■ AIM OF THE EXERCISE ■
Copy out every line containing the word "yashil".

■ ENTRIES SHOWN ■

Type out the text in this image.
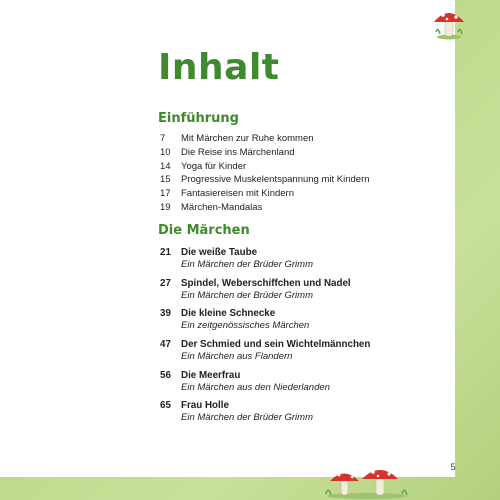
Inhalt
Einführung
7	Mit Märchen zur Ruhe kommen
10	Die Reise ins Märchenland
14	Yoga für Kinder
15	Progressive Muskelentspannung mit Kindern
17	Fantasiereisen mit Kindern
19	Märchen-Mandalas
Die Märchen
21	Die weiße Taube
Ein Märchen der Brüder Grimm
27	Spindel, Weberschiffchen und Nadel
Ein Märchen der Brüder Grimm
39	Die kleine Schnecke
Ein zeitgenössisches Märchen
47	Der Schmied und sein Wichtelmännchen
Ein Märchen aus Flandern
56	Die Meerfrau
Ein Märchen aus den Niederlanden
65	Frau Holle
Ein Märchen der Brüder Grimm
5
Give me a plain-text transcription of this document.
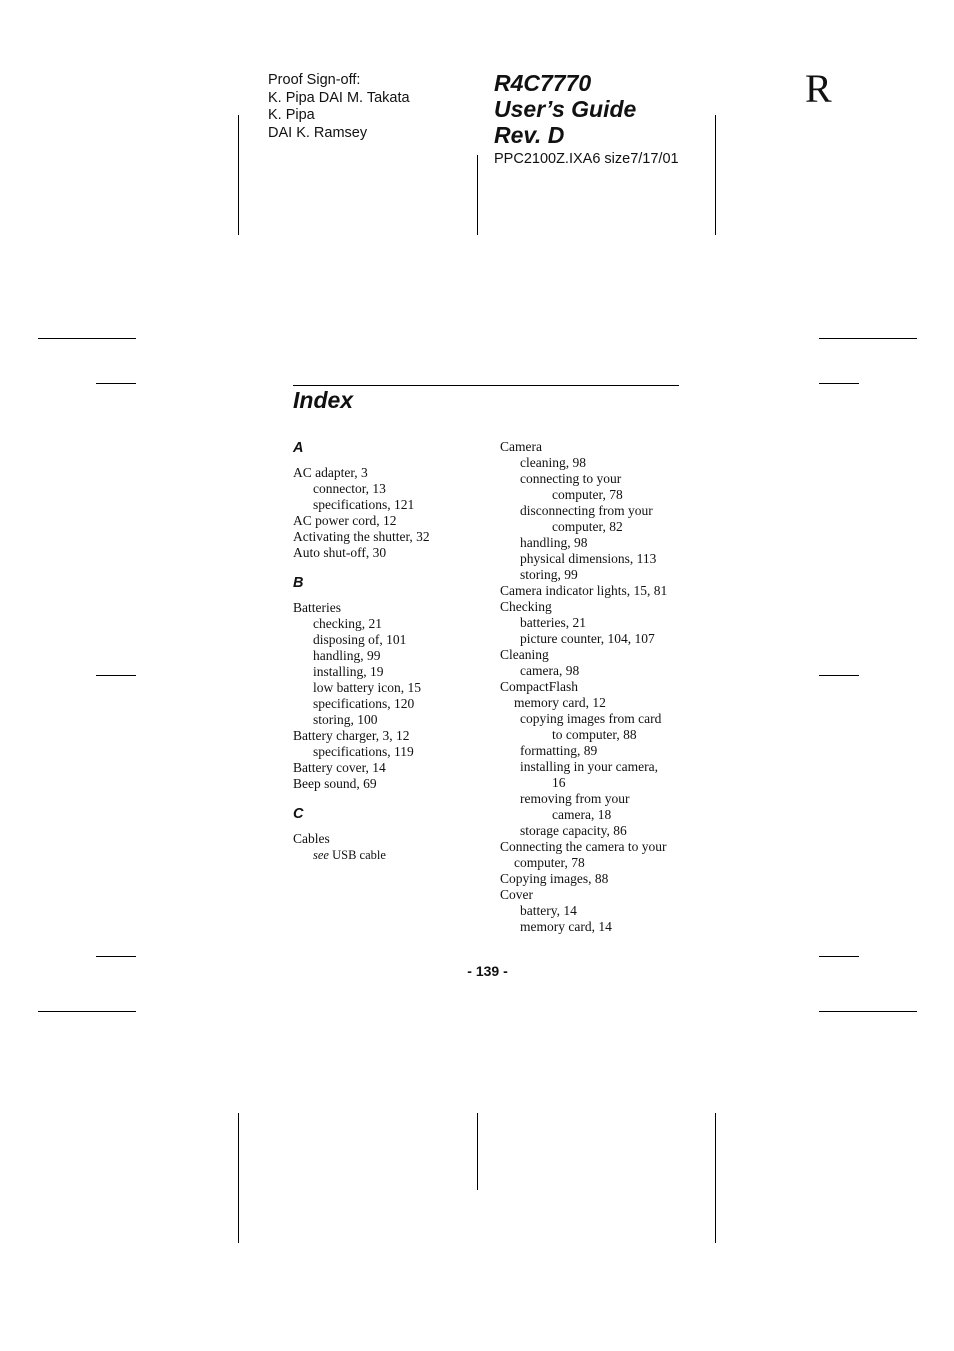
Proof Sign-off:
K. Pipa DAI M. Takata
K. Pipa
DAI K. Ramsey
R4C7770
User’s Guide
Rev. D
PPC2100Z.IXA6 size7/17/01
R
Index
A
AC adapter, 3
connector, 13
specifications, 121
AC power cord, 12
Activating the shutter, 32
Auto shut-off, 30
B
Batteries
checking, 21
disposing of, 101
handling, 99
installing, 19
low battery icon, 15
specifications, 120
storing, 100
Battery charger, 3, 12
specifications, 119
Battery cover, 14
Beep sound, 69
C
Cables
see USB cable
Camera
cleaning, 98
connecting to your
computer, 78
disconnecting from your
computer, 82
handling, 98
physical dimensions, 113
storing, 99
Camera indicator lights, 15, 81
Checking
batteries, 21
picture counter, 104, 107
Cleaning
camera, 98
CompactFlash
memory card, 12
copying images from card
to computer, 88
formatting, 89
installing in your camera,
16
removing from your
camera, 18
storage capacity, 86
Connecting the camera to your
computer, 78
Copying images, 88
Cover
battery, 14
memory card, 14
- 139 -
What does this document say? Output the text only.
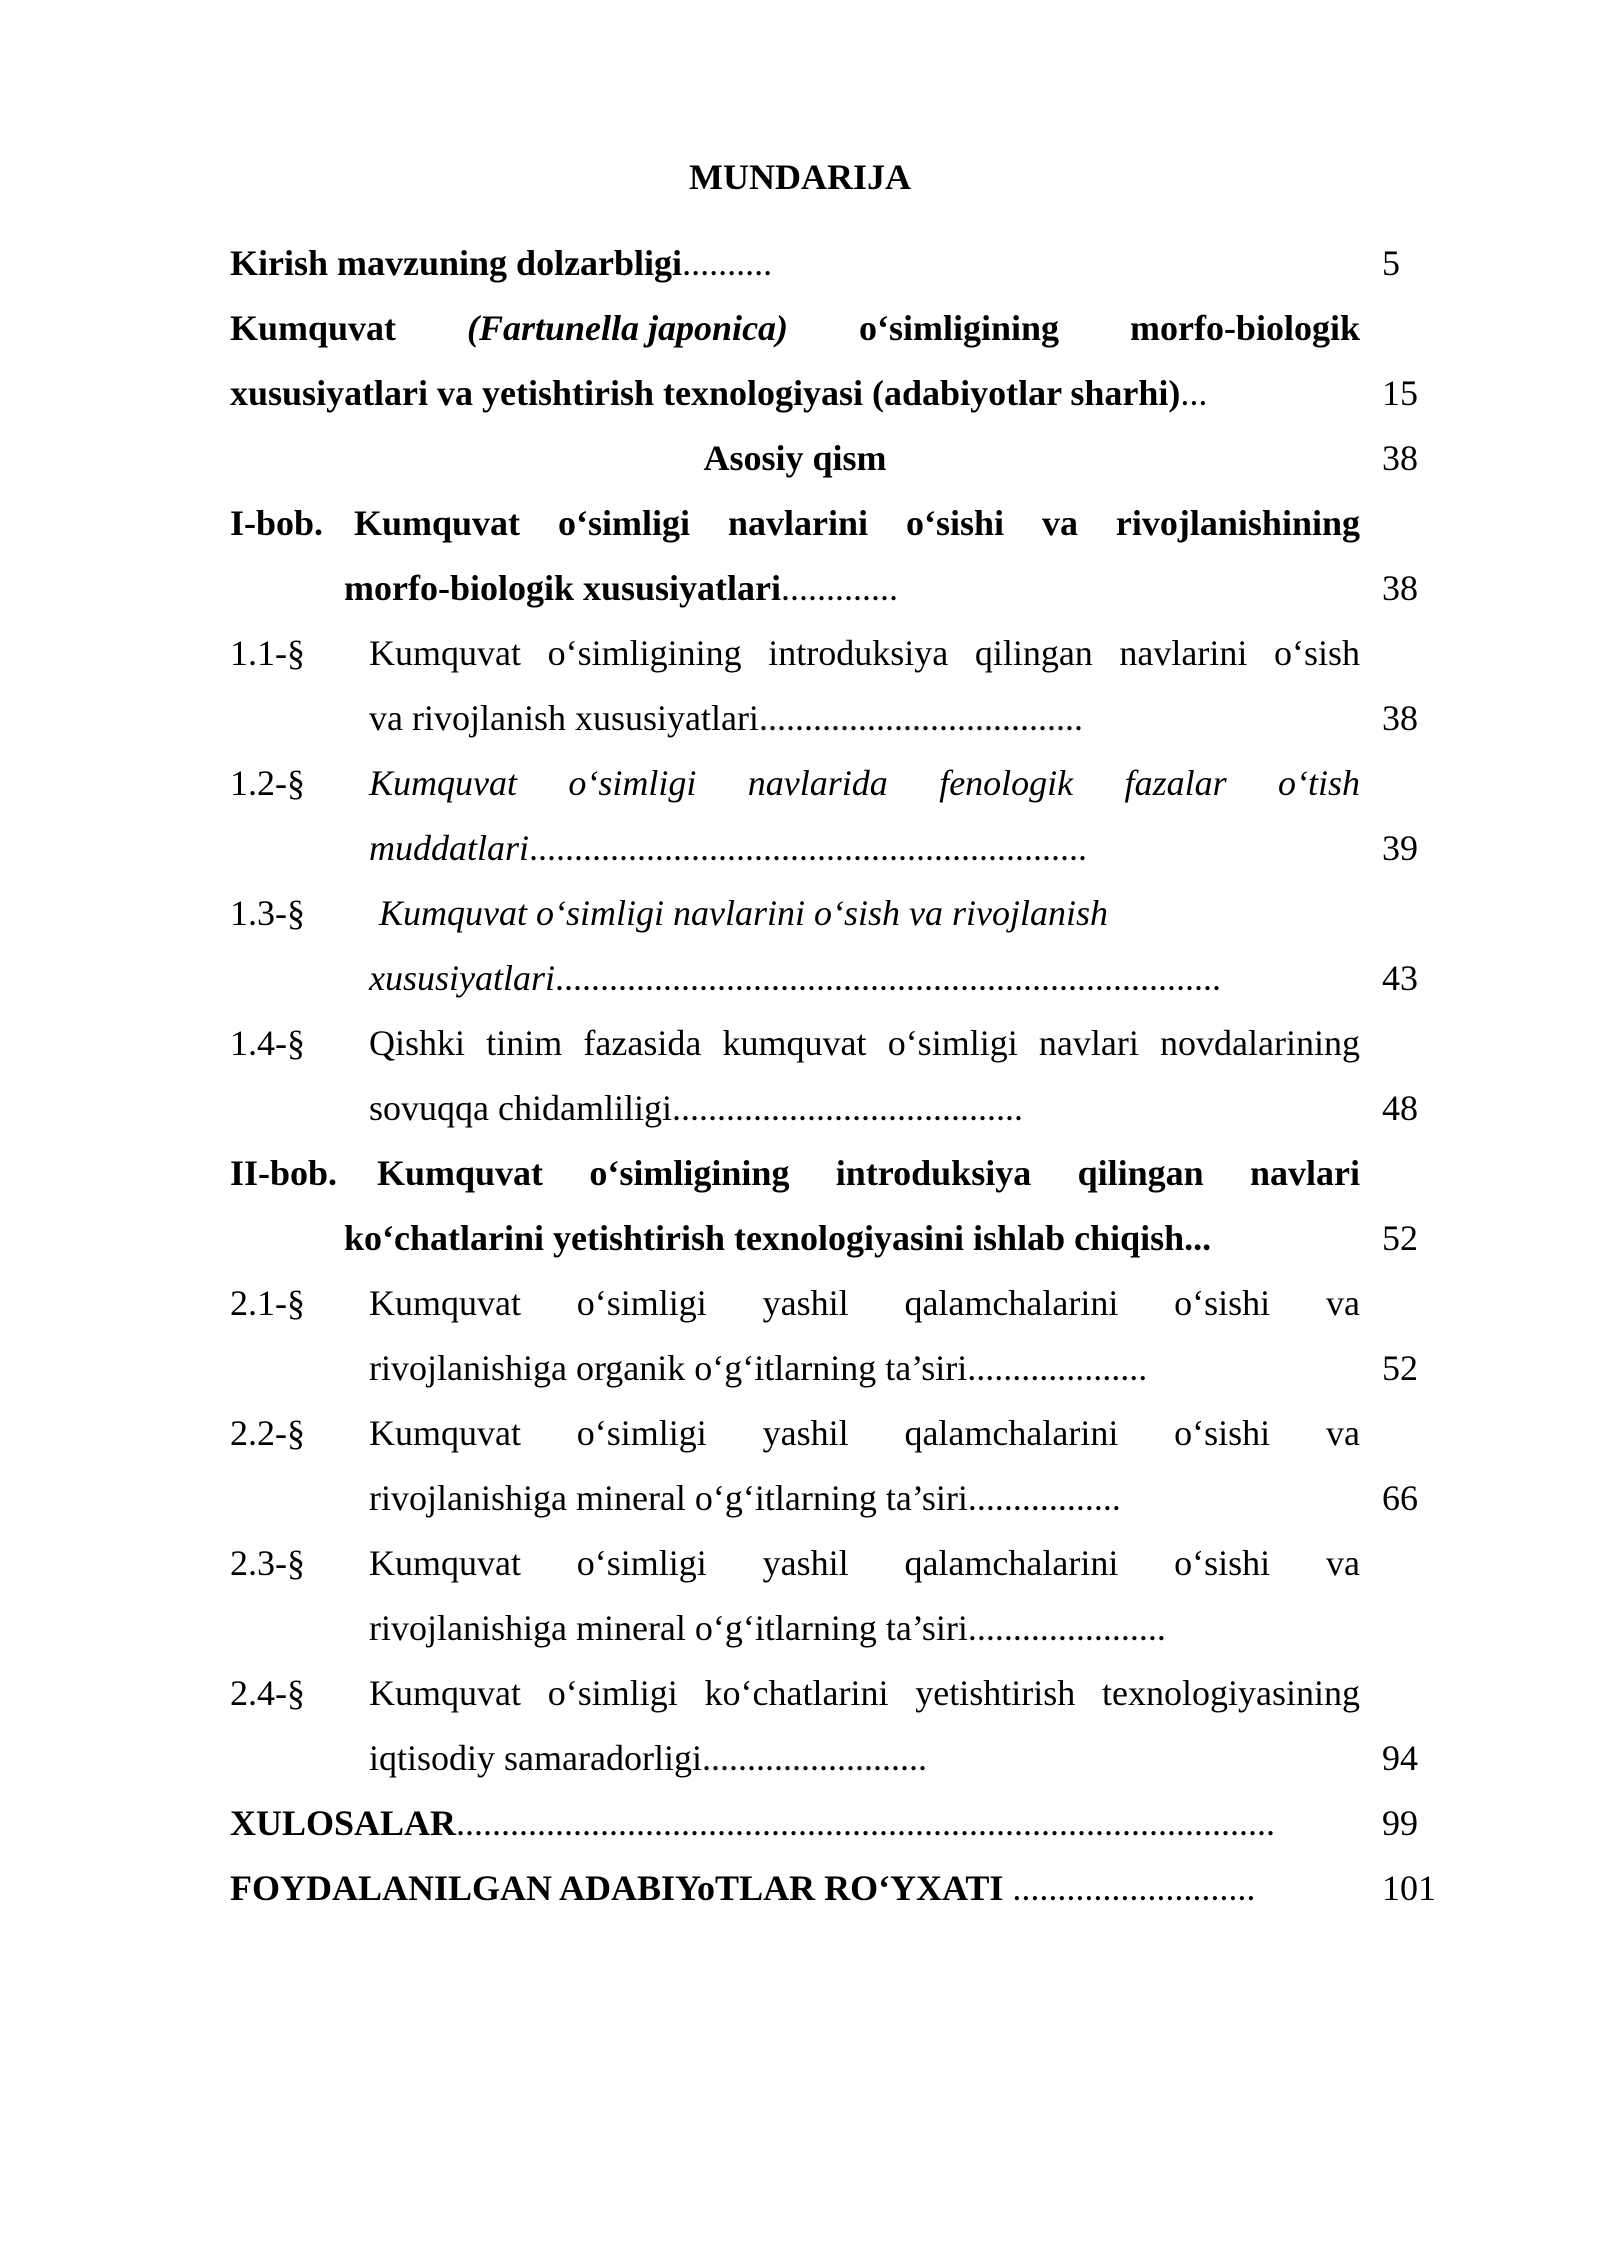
MUNDARIJA
Kirish mavzuning dolzarbligi..........	5
Kumquvat (Fartunella japonica) o‘simligining morfo-biologik
xususiyatlari va yetishtirish texnologiyasi (adabiyotlar sharhi)...	15
Asosiy qism	38
I-bob. Kumquvat o‘simligi navlarini o‘sishi va rivojlanishining
morfo-biologik xususiyatlari.............	38
1.1-§ Kumquvat o‘simligining introduksiya qilingan navlarini o‘sish
va rivojlanish xususiyatlari....................................	38
1.2-§ Kumquvat o‘simligi navlarida fenologik fazalar o‘tish
muddatlari..............................................................	39
1.3-§ Kumquvat o‘simligi navlarini o‘sish va rivojlanish
xususiyatlari..........................................................................	43
1.4-§ Qishki tinim fazasida kumquvat o‘simligi navlari novdalarining
sovuqqa chidamliligi.......................................	48
II-bob. Kumquvat o‘simligining introduksiya qilingan navlari
ko‘chatlarini yetishtirish texnologiyasini ishlab chiqish...	52
2.1-§ Kumquvat o‘simligi yashil qalamchalarini o‘sishi va
rivojlanishiga organik o‘g‘itlarning ta’siri....................	52
2.2-§ Kumquvat o‘simligi yashil qalamchalarini o‘sishi va
rivojlanishiga mineral o‘g‘itlarning ta’siri.................	66
2.3-§ Kumquvat o‘simligi yashil qalamchalarini o‘sishi va
rivojlanishiga mineral o‘g‘itlarning ta’siri......................
2.4-§ Kumquvat o‘simligi ko‘chatlarini yetishtirish texnologiyasining
iqtisodiy samaradorligi.........................	94
XULOSALAR...........................................................................................	99
FOYDALANILGAN ADABIYoTLAR RO‘YXATI ...........................	101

■ FINAL RESULT ■
2.1-§ Kumquvat o‘simligi yashil qalamchalarini o‘sishi va
2.2-§ Kumquvat o‘simligi yashil qalamchalarini o‘sishi va
2.3-§ Kumquvat o‘simligi yashil qalamchalarini o‘sishi va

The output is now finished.